→ TEXTO PROPORCIONADO

Editorial

Violencia y narcotráfico

La expansión del narcotráfico ha disparado la violencia intrafamiliar en Yapacaní 

La Razón (Edición Impresa) / Editorial

01:36 / 27 de julio de 2015

Uno de los mayores peligros del tráfico de drogas es su facilidad para mimetizarse en negocios “lícitos” que logran involucrar a grandes sectores de la población, en tanto promueven la expectativa de acumular riquezas a corto plazo y sin mucho esfuerzo. Además, conlleva males como la violencia y la corrupción, que a la postre terminan desestructurando el tejido social.

Clara prueba de ello es lo que está ocurriendo en Yapacaní, donde la violencia intrafamiliar, especialmente contra los más pequeños, se ha incrementado exponencialmente en los últimos años y con mucha tirria. “A diario golpean a los niños, atropellan a la gente sin miedo o simplemente les meten su balazo”, asegura un vecino, a tiempo de aclarar que ha dejado de sorprender que los menores aparezcan con “piernas fracturadas, manos quemadas, pinchazos de agujas en el estómago, moretones o heridas causadas por un cinturón, un palo, una soga o un martillo”.

De acuerdo con la Defensoría del Pueblo, en lo que va del año se han registrado 123 denuncias de abusos y maltratos infantiles en ese municipio, muchos de ellos cometidos con una alarmante “saña”, lo que convierte a Yapacaní en el lugar más violento de Santa Cruz. El alcalde de ese municipio, Vicente Flores, concuerda con esta lectura, a tiempo de manifestar la necesidad de trabajar de “manera conjunta” para reducir los elevados índices del maltrato infantil.

Consultados por las causas de este fenómeno, los pobladores afirman que es una de las consecuencias del excesivo consumo de alcohol y la desintegración familiar, pero también y sobre todo por la expansión del narcotráfico en esa población cruceña, que se encuentra al lado del trópico de Cochabamba. Y es que, como bien se sabe, los narcotraficantes buscan siempre amedrentar a la sociedad y al Estado, con el fin de crear una imagen de ingobernabilidad que les permita operar en la impunidad; y para tal propósito no hay mejor arma que la violencia, traducida en ajustes de cuentas, extorsiones, asesinatos y diversos actos de barbarie.

En el pasado, esta estrategia ha dado muy “buenos” resultados en Colombia y también hoy en día en varias poblaciones de México, donde numerosos periódicos y emisoras han dejado de informar por miedo a convertirse en blanco de los sicarios. De allí que uno de los efectos más nocivos de este resquebrajamiento social sea el progresivo silencio sobre la criminalidad vinculada con el narcotráfico. Síntoma que ya se puede percibir en Yapacaní. Por ejemplo, cuando se les pregunta a los pobladores de ese municipio sobre las actividades ilícitas que se desarrollan en sus barrios, muchos de ellos optan por el silencio, pues temen a las represalias, y los pocos que están dispuestos a proporcionar información lo hacen con la condición de no ser identificados.

→ CONSIGNAS
**1.** Reproduce sin cambios el fragmento del editorial que empieza con "Uno de los mayores" y sigue hasta "el tejido social.".
**2.** Según el editorial, ¿cuántas denuncias de abusos y maltratos infantiles registró la Defensoría del Pueblo en Yapacaní en lo que va del año?
Estas entradas no hacen falta.

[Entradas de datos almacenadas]

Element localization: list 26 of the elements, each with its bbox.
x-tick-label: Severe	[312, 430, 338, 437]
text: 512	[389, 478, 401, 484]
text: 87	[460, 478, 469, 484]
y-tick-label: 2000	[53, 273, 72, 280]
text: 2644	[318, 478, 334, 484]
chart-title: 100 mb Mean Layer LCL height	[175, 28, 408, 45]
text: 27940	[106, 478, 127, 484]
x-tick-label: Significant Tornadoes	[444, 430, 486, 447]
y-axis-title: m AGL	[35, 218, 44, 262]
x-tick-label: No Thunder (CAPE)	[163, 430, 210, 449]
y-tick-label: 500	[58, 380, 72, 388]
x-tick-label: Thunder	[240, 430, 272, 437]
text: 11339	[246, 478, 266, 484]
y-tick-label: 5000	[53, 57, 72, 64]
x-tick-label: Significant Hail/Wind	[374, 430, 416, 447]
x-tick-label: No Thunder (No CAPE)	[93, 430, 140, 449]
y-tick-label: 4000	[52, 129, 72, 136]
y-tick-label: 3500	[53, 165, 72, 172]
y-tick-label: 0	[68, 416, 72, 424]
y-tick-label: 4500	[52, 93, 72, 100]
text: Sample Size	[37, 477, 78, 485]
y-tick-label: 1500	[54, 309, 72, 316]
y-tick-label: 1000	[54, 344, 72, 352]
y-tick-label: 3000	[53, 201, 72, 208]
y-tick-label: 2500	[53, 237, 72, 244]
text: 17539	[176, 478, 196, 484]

→ RESULTADOS
**1.**
Uno de los mayores peligros del tráfico de drogas es su facilidad para mimetizarse en negocios “lícitos” que logran involucrar a grandes sectores de la población, en tanto promueven la expectativa de acumular riquezas a corto plazo y sin mucho esfuerzo. Además, conlleva males como la violencia y la corrupción, que a la postre terminan desestructurando el tejido social.

**2.** 123 denuncias.